*** EXERCISE PASSAGE Section Begins ***

STIM1 activates SOCE in immune cells to upregulate cytokine production via calcineurin-NFAT signaling and loss of SOCE results in immunodeficiency. STIM1 also seems to coordinate a second component of the immune response involving innate immunity and the type I interferon (IFN1) response [97] . STIM1 interacts with stimulator of interferon genes (STING), an adaptor protein located in the ER that is central to IFN1 response. Cells lacking STIM1 exhibit a dramatic upregulation of IFN1 resulting from constitutive movement of STING to the golgi apparatus from the ER (Fig. 6C) . SOCE does not appear to influence the protein-protein interaction and is independent of STIM1-Orai1 interaction. This interaction likely accounts for the autoimmune phenomenon described in patients lacking STIM1 as well as participation in the response to viral infections [97] . STING has been implicated in cardiac hypertrophy and might be activated by release of mitochondria or nuclear dsDNA fragments released in the sick cardiomyocytes. There is evidence that STING is important in the remodeling of the heart during sepsis where systemic inflammation results in cardiac dysfunction [53] . It will be important to understand if STIM1 restrains STING in the cardiomyocyte and limits the effects of STING on mitophagy. Certainly, the significance of cardiac inflammation has being recognized in many disease states including cardiac hypertrophy, myocarditis, and infarction. The relevance of the putative pathway may have critical importance in the COVID-19 pandemic where IFN1 may influence the cardiovascular outcomes during infection which certainly involves the cardiac manifestations of the infection [55] . Additional work will be need to understand the significance of this STIM1, STING, and IFN1 in cardiomyocyte remodeling.

*** EXERCISE PASSAGE Section Ends ***

WHAT YOU SHOULD DO:
Translate this sentence from the passage on STIM1 and STING into Spanish: "STIM1 interacts with stimulator of interferon genes (STING), an adaptor protein located in the ER that is central to IFN1 response." The lines that follow have no connection to the passage on STIM1 and STING.

*** ENTRIES SHOWN Section Begins ***

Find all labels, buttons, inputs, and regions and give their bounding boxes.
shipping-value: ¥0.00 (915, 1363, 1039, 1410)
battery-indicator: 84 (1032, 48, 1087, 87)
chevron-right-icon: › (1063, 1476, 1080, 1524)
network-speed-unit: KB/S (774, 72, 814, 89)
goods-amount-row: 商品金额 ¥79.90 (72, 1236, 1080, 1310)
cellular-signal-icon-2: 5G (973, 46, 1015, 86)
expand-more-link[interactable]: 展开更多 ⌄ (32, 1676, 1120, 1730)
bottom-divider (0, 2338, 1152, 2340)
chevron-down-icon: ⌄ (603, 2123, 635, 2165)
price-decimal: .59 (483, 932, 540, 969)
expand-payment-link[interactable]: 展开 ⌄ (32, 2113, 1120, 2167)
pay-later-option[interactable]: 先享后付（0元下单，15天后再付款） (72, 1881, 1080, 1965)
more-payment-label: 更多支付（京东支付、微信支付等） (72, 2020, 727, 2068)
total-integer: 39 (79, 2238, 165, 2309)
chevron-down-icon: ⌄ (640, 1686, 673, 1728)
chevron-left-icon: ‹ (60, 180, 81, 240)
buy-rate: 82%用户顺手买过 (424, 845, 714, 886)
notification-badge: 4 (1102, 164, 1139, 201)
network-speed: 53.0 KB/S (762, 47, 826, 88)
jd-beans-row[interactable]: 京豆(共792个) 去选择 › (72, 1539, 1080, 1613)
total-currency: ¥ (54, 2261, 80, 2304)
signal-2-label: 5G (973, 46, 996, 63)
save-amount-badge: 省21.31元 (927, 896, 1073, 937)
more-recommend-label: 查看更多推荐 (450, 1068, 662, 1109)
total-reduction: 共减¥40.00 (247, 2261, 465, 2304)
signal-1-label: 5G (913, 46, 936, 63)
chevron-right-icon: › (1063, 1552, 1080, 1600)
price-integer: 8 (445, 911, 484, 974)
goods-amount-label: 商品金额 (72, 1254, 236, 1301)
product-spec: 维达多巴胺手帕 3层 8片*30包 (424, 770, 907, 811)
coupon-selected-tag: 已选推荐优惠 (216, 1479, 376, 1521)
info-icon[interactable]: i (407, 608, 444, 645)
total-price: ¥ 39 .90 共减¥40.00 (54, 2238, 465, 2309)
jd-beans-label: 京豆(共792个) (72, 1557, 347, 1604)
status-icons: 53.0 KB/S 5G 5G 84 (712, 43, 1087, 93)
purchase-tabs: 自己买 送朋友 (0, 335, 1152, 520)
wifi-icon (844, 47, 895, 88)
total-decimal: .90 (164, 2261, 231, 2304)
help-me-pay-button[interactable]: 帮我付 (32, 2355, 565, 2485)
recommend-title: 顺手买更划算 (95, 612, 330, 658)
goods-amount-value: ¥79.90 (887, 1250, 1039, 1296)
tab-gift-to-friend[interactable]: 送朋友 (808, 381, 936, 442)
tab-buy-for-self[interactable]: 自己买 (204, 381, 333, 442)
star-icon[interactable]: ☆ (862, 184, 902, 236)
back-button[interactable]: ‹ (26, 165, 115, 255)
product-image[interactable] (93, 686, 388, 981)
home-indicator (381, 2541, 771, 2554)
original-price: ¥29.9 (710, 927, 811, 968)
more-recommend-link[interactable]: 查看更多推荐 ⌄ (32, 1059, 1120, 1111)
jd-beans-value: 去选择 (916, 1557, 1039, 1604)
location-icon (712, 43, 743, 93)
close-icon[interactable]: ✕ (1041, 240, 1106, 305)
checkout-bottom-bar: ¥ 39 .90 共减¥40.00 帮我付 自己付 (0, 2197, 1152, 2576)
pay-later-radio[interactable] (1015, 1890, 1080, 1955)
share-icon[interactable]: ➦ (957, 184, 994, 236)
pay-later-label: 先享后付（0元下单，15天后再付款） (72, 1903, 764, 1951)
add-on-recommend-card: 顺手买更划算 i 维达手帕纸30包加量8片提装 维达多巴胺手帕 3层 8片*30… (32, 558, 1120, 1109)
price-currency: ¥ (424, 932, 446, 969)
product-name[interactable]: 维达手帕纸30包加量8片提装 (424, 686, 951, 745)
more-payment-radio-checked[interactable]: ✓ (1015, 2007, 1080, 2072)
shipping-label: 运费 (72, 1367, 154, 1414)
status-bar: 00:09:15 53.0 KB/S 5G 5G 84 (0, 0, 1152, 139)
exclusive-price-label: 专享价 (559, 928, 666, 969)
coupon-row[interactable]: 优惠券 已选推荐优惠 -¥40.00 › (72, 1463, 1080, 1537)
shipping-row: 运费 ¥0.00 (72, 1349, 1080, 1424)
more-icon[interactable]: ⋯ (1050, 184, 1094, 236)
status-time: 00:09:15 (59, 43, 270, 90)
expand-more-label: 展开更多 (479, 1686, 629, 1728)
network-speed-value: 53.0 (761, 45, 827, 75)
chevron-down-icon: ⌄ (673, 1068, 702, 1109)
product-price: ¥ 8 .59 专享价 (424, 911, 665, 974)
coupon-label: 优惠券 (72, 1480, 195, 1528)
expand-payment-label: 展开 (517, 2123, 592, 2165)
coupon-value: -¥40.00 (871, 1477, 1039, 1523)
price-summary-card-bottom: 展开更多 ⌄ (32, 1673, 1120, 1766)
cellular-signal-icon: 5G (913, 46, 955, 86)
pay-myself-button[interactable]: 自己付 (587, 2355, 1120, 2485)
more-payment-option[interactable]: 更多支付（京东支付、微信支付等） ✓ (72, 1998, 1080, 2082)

*** ENTRIES SHOWN Section Ends ***

THE ANSWER:
STIM1 interactúa con el estimulador de genes de interferón (STING), una proteína adaptadora localizada en el RE que es fundamental para la respuesta de IFN1.